Directions for this task
Lines that hold the word "sempre" should be located and copied.

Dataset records
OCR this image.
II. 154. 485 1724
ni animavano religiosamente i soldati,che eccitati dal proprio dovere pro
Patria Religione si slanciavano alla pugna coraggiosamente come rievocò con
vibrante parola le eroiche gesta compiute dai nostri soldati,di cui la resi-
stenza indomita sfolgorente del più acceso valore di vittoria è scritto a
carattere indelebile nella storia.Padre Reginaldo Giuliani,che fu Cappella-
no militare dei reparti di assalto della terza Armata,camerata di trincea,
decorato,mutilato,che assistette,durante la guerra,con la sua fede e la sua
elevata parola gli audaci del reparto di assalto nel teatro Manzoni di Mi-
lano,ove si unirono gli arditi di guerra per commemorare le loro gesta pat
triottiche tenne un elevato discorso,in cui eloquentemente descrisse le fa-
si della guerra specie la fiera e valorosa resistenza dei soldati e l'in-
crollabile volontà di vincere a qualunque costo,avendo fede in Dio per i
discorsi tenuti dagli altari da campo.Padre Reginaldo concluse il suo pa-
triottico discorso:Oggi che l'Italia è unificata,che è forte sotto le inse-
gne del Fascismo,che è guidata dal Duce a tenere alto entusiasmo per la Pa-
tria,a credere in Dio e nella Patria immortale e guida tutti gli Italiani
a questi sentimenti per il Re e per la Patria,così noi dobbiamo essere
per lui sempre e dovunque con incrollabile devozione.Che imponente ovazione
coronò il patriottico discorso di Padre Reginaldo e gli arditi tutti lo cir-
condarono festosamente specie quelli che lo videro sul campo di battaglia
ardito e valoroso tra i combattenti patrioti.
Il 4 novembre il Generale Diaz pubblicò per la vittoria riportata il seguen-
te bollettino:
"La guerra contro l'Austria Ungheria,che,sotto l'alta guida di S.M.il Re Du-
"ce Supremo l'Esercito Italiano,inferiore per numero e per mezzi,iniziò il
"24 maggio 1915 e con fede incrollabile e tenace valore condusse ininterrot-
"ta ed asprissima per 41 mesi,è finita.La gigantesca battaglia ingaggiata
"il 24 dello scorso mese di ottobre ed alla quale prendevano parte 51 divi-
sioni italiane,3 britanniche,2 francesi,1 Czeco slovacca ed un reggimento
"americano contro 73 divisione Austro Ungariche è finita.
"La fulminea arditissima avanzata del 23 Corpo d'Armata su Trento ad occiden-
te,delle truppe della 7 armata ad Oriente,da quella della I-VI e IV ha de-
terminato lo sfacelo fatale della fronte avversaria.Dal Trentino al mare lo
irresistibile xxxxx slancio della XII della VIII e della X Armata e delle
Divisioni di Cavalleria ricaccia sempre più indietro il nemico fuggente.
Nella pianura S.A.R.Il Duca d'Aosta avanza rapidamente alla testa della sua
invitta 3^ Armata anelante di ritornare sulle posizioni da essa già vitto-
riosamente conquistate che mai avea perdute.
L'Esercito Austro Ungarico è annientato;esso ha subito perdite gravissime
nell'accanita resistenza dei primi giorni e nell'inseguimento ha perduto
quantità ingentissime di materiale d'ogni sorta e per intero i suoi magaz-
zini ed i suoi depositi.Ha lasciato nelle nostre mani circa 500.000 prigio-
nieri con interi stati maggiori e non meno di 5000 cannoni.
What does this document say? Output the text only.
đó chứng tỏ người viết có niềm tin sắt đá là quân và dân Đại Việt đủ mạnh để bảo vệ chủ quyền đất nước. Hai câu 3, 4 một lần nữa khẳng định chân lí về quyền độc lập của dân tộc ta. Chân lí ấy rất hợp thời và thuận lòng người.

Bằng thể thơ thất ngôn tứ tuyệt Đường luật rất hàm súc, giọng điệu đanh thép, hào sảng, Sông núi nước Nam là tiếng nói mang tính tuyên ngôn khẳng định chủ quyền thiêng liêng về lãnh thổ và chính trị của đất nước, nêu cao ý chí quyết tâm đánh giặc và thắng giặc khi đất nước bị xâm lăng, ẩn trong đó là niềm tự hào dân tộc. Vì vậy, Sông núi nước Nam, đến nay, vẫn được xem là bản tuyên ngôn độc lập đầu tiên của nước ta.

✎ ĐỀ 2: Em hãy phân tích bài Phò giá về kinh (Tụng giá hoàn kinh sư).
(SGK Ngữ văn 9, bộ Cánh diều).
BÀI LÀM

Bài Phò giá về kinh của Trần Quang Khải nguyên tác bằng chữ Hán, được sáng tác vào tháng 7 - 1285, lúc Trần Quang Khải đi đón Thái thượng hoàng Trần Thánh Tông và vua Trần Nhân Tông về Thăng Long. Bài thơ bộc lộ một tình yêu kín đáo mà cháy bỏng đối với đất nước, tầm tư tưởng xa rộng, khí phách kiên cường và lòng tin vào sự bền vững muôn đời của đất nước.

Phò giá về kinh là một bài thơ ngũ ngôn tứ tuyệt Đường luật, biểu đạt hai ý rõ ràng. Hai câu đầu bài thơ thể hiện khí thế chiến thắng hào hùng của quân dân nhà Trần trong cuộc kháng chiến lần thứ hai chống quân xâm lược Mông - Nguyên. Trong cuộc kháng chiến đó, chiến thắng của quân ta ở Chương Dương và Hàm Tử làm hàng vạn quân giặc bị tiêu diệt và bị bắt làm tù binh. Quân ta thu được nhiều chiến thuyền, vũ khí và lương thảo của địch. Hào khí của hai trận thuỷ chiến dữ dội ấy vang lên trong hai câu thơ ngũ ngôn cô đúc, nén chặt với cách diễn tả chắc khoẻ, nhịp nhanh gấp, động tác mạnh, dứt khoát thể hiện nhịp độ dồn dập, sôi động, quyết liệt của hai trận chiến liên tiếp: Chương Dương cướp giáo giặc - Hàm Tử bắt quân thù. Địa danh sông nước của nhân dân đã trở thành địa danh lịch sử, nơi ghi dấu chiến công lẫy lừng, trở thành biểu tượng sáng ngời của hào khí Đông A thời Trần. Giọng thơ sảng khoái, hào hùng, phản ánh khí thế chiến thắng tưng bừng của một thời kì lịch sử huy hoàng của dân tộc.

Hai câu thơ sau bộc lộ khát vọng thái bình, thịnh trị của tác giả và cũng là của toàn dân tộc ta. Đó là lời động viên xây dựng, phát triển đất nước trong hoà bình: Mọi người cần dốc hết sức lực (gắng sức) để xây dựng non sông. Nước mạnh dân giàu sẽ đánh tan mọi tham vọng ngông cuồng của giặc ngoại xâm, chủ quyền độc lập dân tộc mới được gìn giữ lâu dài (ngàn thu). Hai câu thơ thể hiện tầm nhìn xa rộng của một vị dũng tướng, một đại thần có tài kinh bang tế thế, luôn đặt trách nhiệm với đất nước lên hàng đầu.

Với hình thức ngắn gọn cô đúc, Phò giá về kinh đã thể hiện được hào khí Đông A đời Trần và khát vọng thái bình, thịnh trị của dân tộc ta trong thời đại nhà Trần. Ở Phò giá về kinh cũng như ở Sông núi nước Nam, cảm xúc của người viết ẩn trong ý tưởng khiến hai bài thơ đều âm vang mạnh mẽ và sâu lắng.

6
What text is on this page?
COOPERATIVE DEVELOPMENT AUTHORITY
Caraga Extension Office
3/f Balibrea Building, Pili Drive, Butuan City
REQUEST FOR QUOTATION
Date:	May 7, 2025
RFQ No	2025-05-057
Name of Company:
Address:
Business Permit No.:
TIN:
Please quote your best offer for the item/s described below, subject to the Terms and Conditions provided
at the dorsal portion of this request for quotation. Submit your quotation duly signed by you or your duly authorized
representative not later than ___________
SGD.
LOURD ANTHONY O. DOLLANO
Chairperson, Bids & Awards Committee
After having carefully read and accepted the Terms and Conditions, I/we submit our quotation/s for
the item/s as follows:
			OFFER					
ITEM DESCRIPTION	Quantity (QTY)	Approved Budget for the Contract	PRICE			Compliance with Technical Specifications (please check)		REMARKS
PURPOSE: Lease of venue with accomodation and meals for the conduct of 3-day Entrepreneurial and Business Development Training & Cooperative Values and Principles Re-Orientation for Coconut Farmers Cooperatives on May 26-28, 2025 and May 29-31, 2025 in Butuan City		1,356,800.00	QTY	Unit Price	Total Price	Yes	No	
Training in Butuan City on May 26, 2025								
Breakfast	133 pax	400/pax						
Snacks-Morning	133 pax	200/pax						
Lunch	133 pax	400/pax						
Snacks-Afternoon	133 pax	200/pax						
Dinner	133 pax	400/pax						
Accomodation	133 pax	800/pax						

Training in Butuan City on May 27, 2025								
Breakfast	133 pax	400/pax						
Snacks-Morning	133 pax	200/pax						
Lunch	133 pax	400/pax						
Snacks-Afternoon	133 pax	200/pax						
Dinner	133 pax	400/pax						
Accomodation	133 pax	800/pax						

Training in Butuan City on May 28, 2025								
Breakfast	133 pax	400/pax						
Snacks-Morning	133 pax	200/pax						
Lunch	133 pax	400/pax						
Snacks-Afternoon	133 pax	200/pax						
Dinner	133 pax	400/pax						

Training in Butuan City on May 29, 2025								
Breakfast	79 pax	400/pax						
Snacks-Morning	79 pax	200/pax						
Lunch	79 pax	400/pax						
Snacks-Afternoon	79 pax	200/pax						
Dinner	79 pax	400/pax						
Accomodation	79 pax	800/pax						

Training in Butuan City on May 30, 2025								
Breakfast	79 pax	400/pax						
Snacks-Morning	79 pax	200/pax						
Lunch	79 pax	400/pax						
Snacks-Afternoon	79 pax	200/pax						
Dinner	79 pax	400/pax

The response
per lui sempre e dovunque con incrollabile devozione.Che imponente ovazione
Divisioni di Cavalleria ricaccia sempre più indietro il nemico fuggente.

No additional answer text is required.